[Data excerpts]
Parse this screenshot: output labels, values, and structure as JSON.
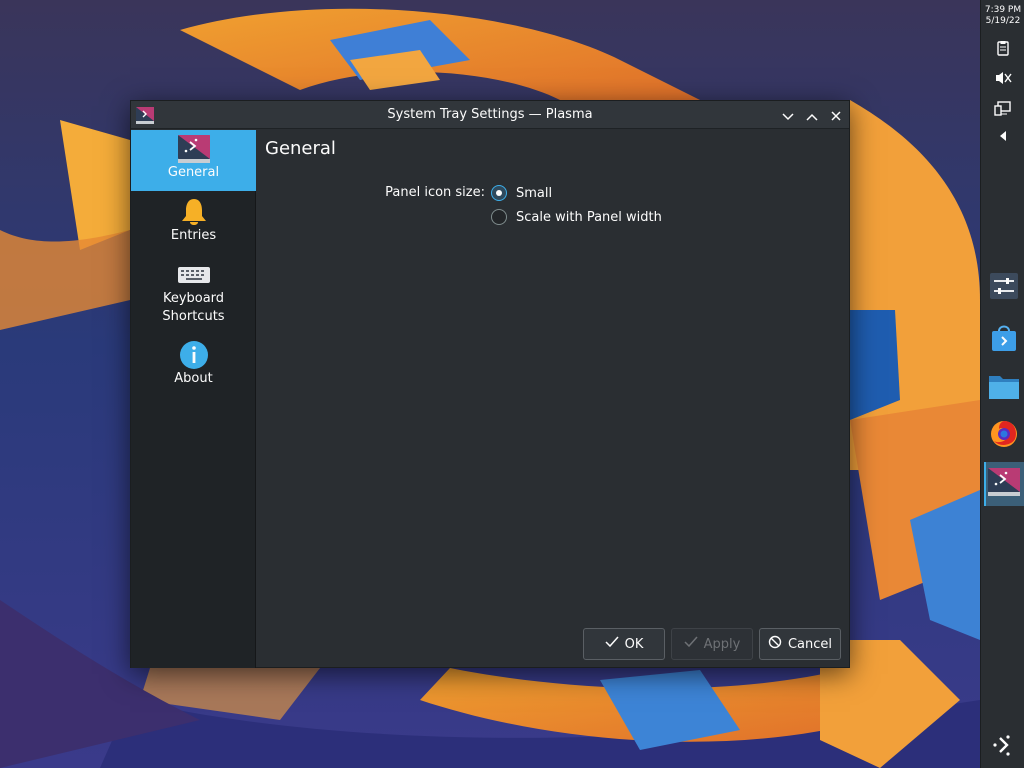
{
  "window": {
    "title": "System Tray Settings — Plasma"
  },
  "sidebar": {
    "items": [
      {
        "label": "General",
        "icon": "plasma-config-icon",
        "selected": true
      },
      {
        "label": "Entries",
        "icon": "bell-icon",
        "selected": false
      },
      {
        "label": "Keyboard Shortcuts",
        "icon": "keyboard-icon",
        "selected": false
      },
      {
        "label": "About",
        "icon": "info-icon",
        "selected": false
      }
    ]
  },
  "page": {
    "title": "General",
    "field_label": "Panel icon size:",
    "options": [
      {
        "label": "Small",
        "checked": true
      },
      {
        "label": "Scale with Panel width",
        "checked": false
      }
    ]
  },
  "buttons": {
    "ok": "OK",
    "apply": "Apply",
    "cancel": "Cancel"
  },
  "panel": {
    "time": "7:39 PM",
    "date": "5/19/22",
    "tray_icons": [
      "clipboard-icon",
      "volume-muted-icon",
      "display-icon",
      "expand-arrow-icon"
    ],
    "tasks": [
      "system-settings-icon",
      "discover-store-icon",
      "dolphin-folder-icon",
      "firefox-icon",
      "plasma-config-icon"
    ],
    "launcher": "kde-launcher-icon"
  },
  "colors": {
    "accent": "#3daee9",
    "window_bg": "#2a2e32",
    "sidebar_bg": "#1f2326",
    "titlebar_bg": "#31363b"
  }
}
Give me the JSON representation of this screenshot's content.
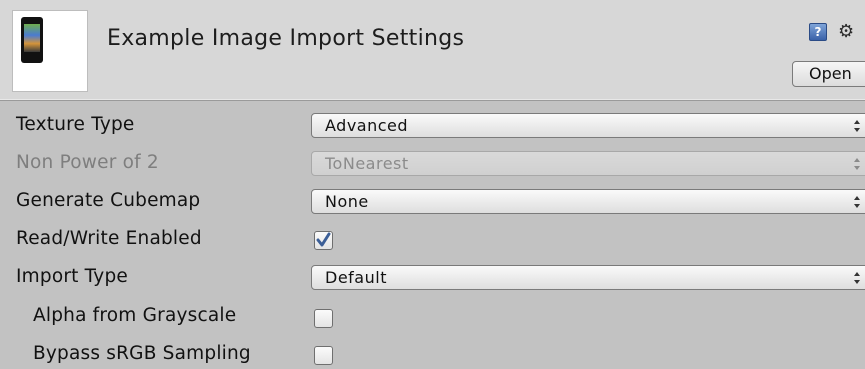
{
  "header": {
    "title": "Example Image Import Settings",
    "thumbnail_icon": "image-thumbnail-icon",
    "help_icon_glyph": "?",
    "gear_icon_glyph": "⚙",
    "open_label": "Open"
  },
  "settings": {
    "texture_type": {
      "label": "Texture Type",
      "value": "Advanced"
    },
    "non_power_of_2": {
      "label": "Non Power of 2",
      "value": "ToNearest",
      "disabled": true
    },
    "generate_cubemap": {
      "label": "Generate Cubemap",
      "value": "None"
    },
    "read_write_enabled": {
      "label": "Read/Write Enabled",
      "checked": true
    },
    "import_type": {
      "label": "Import Type",
      "value": "Default"
    },
    "alpha_from_grayscale": {
      "label": "Alpha from Grayscale",
      "checked": false
    },
    "bypass_srgb_sampling": {
      "label": "Bypass sRGB Sampling",
      "checked": false
    }
  },
  "colors": {
    "background": "#c2c2c2",
    "header_background": "#d7d7d7",
    "checkmark": "#3c5f97",
    "disabled_text": "#7e7e7e"
  }
}
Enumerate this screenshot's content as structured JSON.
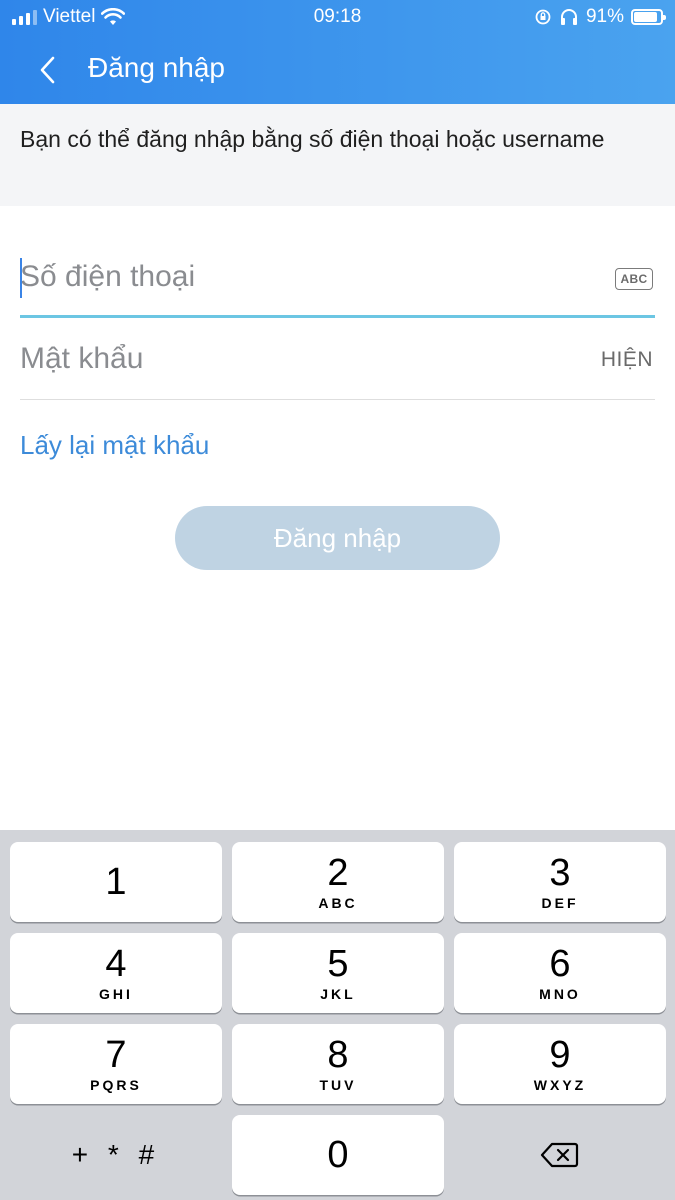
{
  "status_bar": {
    "carrier": "Viettel",
    "time": "09:18",
    "battery_text": "91%",
    "battery_level": 0.91
  },
  "nav": {
    "title": "Đăng nhập",
    "back_icon": "chevron-left-icon"
  },
  "info": {
    "text": "Bạn có thể đăng nhập bằng số điện thoại hoặc username"
  },
  "form": {
    "phone_placeholder": "Số điện thoại",
    "keyboard_badge": "ABC",
    "password_placeholder": "Mật khẩu",
    "show_label": "HIỆN",
    "forgot_label": "Lấy lại mật khẩu",
    "login_label": "Đăng nhập"
  },
  "keypad": {
    "keys": [
      {
        "digit": "1",
        "letters": ""
      },
      {
        "digit": "2",
        "letters": "ABC"
      },
      {
        "digit": "3",
        "letters": "DEF"
      },
      {
        "digit": "4",
        "letters": "GHI"
      },
      {
        "digit": "5",
        "letters": "JKL"
      },
      {
        "digit": "6",
        "letters": "MNO"
      },
      {
        "digit": "7",
        "letters": "PQRS"
      },
      {
        "digit": "8",
        "letters": "TUV"
      },
      {
        "digit": "9",
        "letters": "WXYZ"
      }
    ],
    "symbols": "+ * #",
    "zero": "0",
    "delete_icon": "backspace-icon"
  },
  "colors": {
    "header_start": "#2f86ea",
    "header_end": "#4aa3ef",
    "link": "#3d8bd9",
    "focus_underline": "#6cc6e3",
    "button_disabled": "#bfd3e3",
    "keypad_bg": "#d2d4d9"
  }
}
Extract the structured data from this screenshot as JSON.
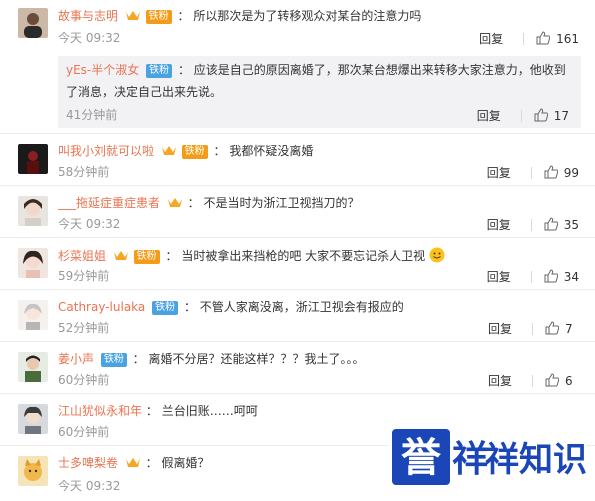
{
  "comments": [
    {
      "user": "故事与志明",
      "badge": "铁粉",
      "badge_color": "#f39c1a",
      "vip": true,
      "text": "所以那次是为了转移观众对某台的注意力吗",
      "time": "今天 09:32",
      "reply_label": "回复",
      "likes": "161",
      "sub_reply": {
        "user": "yEs-半个淑女",
        "badge": "铁粉",
        "badge_color": "#4aa3e0",
        "text_line1": "应该是自己的原因离婚了，那次某台想爆出来转移大家注意力，他收到",
        "text_line2": "了消息，决定自己出来先说。",
        "time": "41分钟前",
        "reply_label": "回复",
        "likes": "17"
      }
    },
    {
      "user": "叫我小刘就可以啦",
      "badge": "铁粉",
      "badge_color": "#f39c1a",
      "vip": true,
      "text": "我都怀疑没离婚",
      "time": "58分钟前",
      "reply_label": "回复",
      "likes": "99"
    },
    {
      "user": "___拖延症重症患者",
      "badge": "",
      "vip": true,
      "text": "不是当时为浙江卫视挡刀的？",
      "time": "今天 09:32",
      "reply_label": "回复",
      "likes": "35"
    },
    {
      "user": "杉菜姐姐",
      "badge": "铁粉",
      "badge_color": "#f39c1a",
      "vip": true,
      "text": "当时被拿出来挡枪的吧  大家不要忘记杀人卫视",
      "emoji": "slightly-smiling-emoji",
      "time": "59分钟前",
      "reply_label": "回复",
      "likes": "34"
    },
    {
      "user": "Cathray-lulaka",
      "badge": "铁粉",
      "badge_color": "#4aa3e0",
      "vip": false,
      "text": "不管人家离没离，浙江卫视会有报应的",
      "time": "52分钟前",
      "reply_label": "回复",
      "likes": "7"
    },
    {
      "user": "姜小声",
      "badge": "铁粉",
      "badge_color": "#4aa3e0",
      "vip": false,
      "text": "离婚不分居？还能这样？？？我土了。。。",
      "time": "60分钟前",
      "reply_label": "回复",
      "likes": "6"
    },
    {
      "user": "江山犹似永和年",
      "badge": "",
      "vip": false,
      "text": "兰台旧账……呵呵",
      "time": "60分钟前",
      "reply_label": "",
      "likes": ""
    },
    {
      "user": "士多啤梨卷",
      "badge": "",
      "vip": true,
      "text": "假离婚？",
      "time": "今天 09:32",
      "reply_label": "",
      "likes": ""
    }
  ],
  "watermark": {
    "logo_text": "誉",
    "brand_text": "祥",
    "name": "祥知识",
    "bg_color": "#1a46b8"
  },
  "colors": {
    "username": "#eb7350",
    "meta": "#999999",
    "sub_bg": "#f2f2f5"
  }
}
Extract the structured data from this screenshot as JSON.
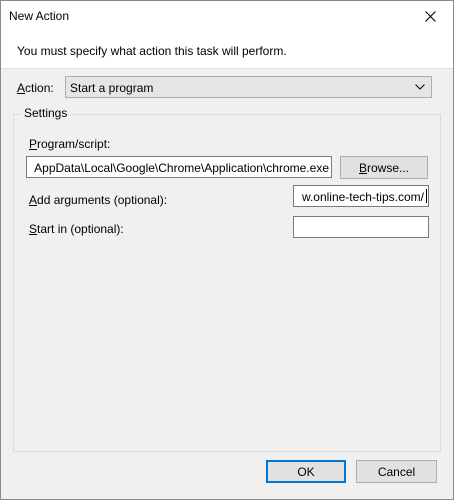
{
  "window": {
    "title": "New Action"
  },
  "instruction": "You must specify what action this task will perform.",
  "action": {
    "label_u": "A",
    "label_rest": "ction:",
    "value": "Start a program"
  },
  "settings": {
    "title": "Settings",
    "program": {
      "label_u": "P",
      "label_rest": "rogram/script:",
      "value": "AppData\\Local\\Google\\Chrome\\Application\\chrome.exe",
      "browse_u": "B",
      "browse_rest": "rowse..."
    },
    "arguments": {
      "label_u": "A",
      "label_rest": "dd arguments (optional):",
      "value": "w.online-tech-tips.com/"
    },
    "start_in": {
      "label_u": "S",
      "label_rest": "tart in (optional):",
      "value": ""
    }
  },
  "buttons": {
    "ok": "OK",
    "cancel": "Cancel"
  },
  "icons": {
    "close": "close-icon",
    "dropdown": "chevron-down-icon"
  },
  "colors": {
    "accent": "#0078d7",
    "title_bg": "#ffffff",
    "dialog_bg": "#f0f0f0"
  }
}
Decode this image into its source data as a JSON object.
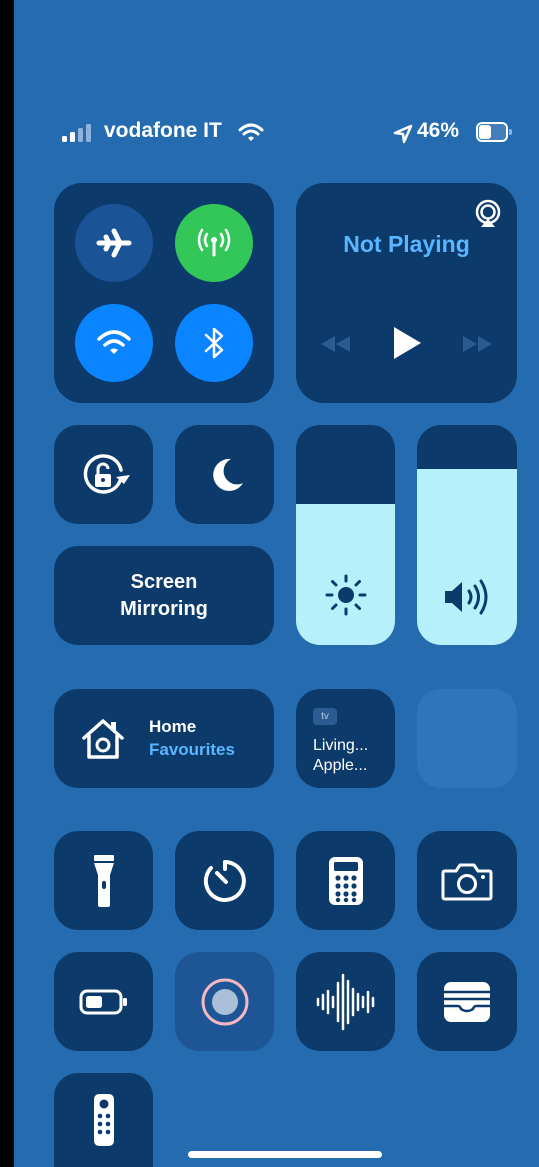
{
  "status_bar": {
    "carrier": "vodafone IT",
    "battery_percent": "46%",
    "battery_level": 0.46
  },
  "media": {
    "title": "Not Playing"
  },
  "screen_mirroring": {
    "line1": "Screen",
    "line2": "Mirroring"
  },
  "sliders": {
    "brightness_level": 0.64,
    "volume_level": 0.8
  },
  "home": {
    "title": "Home",
    "subtitle": "Favourites"
  },
  "appletv": {
    "badge": "tv",
    "line1": "Living...",
    "line2": "Apple..."
  },
  "colors": {
    "background": "#246bb0",
    "tile": "#0b3a6b",
    "active_blue": "#0a84ff",
    "cellular_green": "#33c759",
    "slider_fill": "#b5f0fb",
    "subtitle_blue": "#5ab6ff"
  },
  "icons": [
    "airplane-icon",
    "cellular-icon",
    "wifi-icon",
    "bluetooth-icon",
    "airplay-icon",
    "rewind-icon",
    "play-icon",
    "fast-forward-icon",
    "rotation-lock-icon",
    "moon-icon",
    "brightness-icon",
    "volume-icon",
    "home-icon",
    "flashlight-icon",
    "timer-icon",
    "calculator-icon",
    "camera-icon",
    "low-power-icon",
    "screen-record-icon",
    "voice-memo-icon",
    "wallet-icon",
    "remote-icon"
  ]
}
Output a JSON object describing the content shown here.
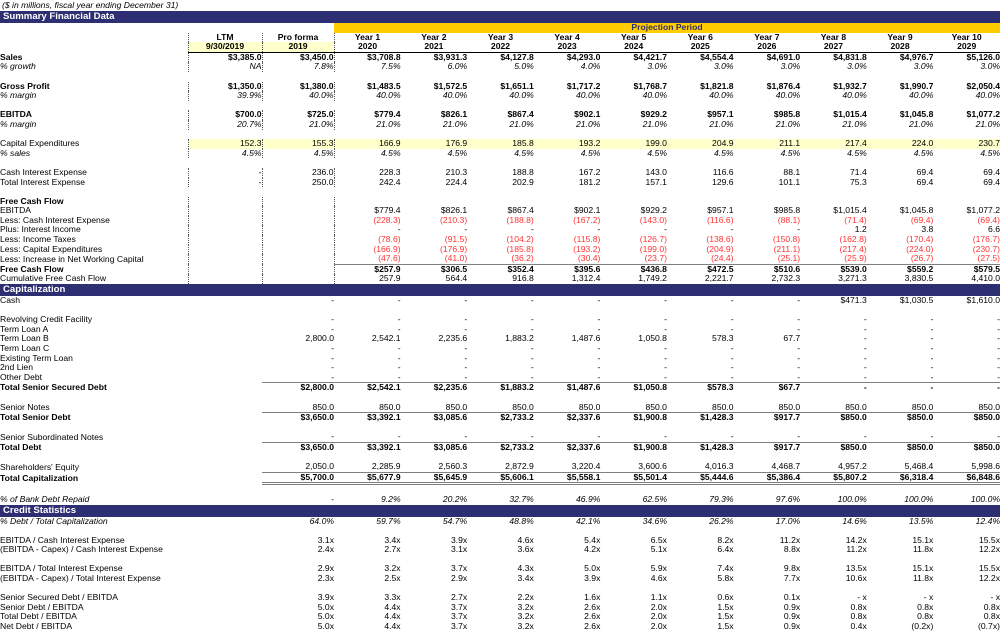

Prompt: Each line in the listing above that contains "optional" should be copied.

Solution to this problem:
      "label_rest": "dd arguments (optional):",
      "label_rest": "tart in (optional):",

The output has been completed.